Exercise objective: Select the lines below containing the word "programs".

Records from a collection
## start

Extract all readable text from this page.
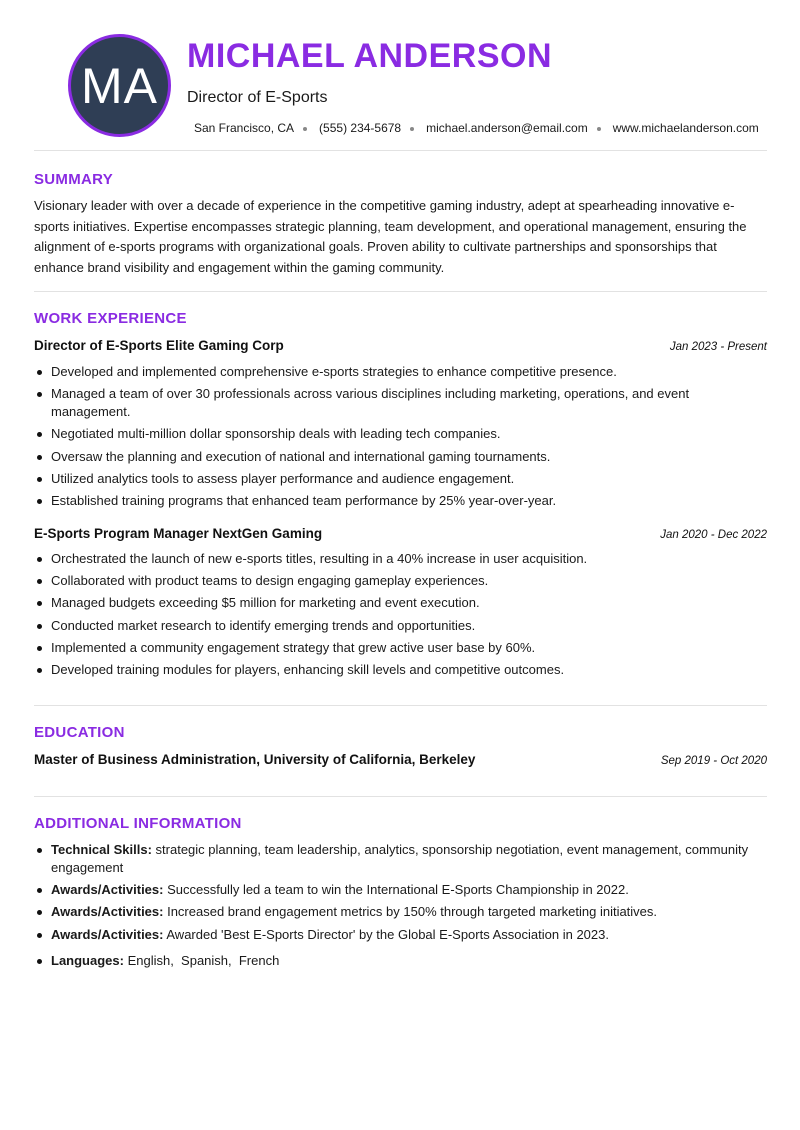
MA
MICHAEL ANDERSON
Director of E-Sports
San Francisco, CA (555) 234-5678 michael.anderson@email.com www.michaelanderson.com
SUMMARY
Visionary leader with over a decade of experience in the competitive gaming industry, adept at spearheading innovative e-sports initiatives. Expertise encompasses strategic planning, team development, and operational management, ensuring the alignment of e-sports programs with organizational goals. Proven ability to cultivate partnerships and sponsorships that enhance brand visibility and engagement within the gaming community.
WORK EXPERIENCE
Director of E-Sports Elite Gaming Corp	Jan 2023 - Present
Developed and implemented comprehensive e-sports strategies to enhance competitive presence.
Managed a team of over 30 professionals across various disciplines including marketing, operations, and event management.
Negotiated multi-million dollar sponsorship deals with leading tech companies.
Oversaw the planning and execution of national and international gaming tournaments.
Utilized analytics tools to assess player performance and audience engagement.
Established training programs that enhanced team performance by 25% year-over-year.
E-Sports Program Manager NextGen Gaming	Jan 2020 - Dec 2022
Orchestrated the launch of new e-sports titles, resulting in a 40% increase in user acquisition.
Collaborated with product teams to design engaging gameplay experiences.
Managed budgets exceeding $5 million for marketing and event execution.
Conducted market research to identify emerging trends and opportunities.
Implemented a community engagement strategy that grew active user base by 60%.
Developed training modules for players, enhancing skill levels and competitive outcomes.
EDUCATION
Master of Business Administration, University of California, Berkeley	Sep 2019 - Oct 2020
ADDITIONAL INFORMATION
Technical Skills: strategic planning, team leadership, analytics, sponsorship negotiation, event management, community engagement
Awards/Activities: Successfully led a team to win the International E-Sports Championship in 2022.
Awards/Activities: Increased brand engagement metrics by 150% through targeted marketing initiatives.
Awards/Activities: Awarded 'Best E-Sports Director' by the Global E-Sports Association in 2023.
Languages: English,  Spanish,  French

## end

Exercise answer:
Visionary leader with over a decade of experience in the competitive gaming industry, adept at spearheading innovative e-sports initiatives. Expertise encompasses strategic planning, team development, and operational management, ensuring the alignment of e-sports programs with organizational goals. Proven ability to cultivate partnerships and sponsorships that enhance brand visibility and engagement within the gaming community.
Established training programs that enhanced team performance by 25% year-over-year.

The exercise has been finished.